**Goal:** Scan the lines below for the string "Quick" and copy every one that has it.
— Begin Data provided —
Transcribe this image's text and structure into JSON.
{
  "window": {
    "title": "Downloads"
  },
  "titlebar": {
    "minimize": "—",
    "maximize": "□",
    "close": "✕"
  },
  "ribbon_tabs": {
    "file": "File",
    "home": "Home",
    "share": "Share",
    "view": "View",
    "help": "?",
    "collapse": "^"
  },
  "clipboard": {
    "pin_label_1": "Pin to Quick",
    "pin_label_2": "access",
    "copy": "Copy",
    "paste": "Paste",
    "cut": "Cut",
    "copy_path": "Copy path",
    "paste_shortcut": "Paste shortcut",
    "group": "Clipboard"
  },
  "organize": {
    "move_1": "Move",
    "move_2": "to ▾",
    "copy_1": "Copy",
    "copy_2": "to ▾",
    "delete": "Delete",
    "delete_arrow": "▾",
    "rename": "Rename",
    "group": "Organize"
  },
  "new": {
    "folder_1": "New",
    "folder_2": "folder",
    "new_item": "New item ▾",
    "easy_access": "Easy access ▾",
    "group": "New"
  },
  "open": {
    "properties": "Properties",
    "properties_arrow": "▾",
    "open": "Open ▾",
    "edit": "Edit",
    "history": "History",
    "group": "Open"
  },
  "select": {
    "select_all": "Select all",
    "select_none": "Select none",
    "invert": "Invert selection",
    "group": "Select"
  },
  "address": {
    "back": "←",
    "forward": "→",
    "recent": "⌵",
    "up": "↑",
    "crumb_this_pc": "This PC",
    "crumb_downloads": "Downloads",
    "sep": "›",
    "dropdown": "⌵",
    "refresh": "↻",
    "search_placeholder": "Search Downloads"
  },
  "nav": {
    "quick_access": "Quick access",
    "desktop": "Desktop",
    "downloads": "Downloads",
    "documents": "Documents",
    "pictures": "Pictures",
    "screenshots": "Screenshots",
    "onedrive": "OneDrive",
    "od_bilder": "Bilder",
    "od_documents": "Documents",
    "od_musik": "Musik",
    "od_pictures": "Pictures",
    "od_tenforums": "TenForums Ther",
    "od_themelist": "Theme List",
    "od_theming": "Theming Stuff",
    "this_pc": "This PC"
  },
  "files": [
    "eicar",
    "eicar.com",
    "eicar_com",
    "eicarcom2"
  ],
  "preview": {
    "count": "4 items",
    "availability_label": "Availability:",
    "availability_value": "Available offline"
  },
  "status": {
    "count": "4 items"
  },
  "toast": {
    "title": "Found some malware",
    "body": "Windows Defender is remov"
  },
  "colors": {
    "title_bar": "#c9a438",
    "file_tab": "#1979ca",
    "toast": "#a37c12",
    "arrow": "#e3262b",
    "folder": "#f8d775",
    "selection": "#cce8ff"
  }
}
— End Data provided —
**Expected answer:**
    "pin_label_1": "Pin to Quick",
    "quick_access": "Quick access",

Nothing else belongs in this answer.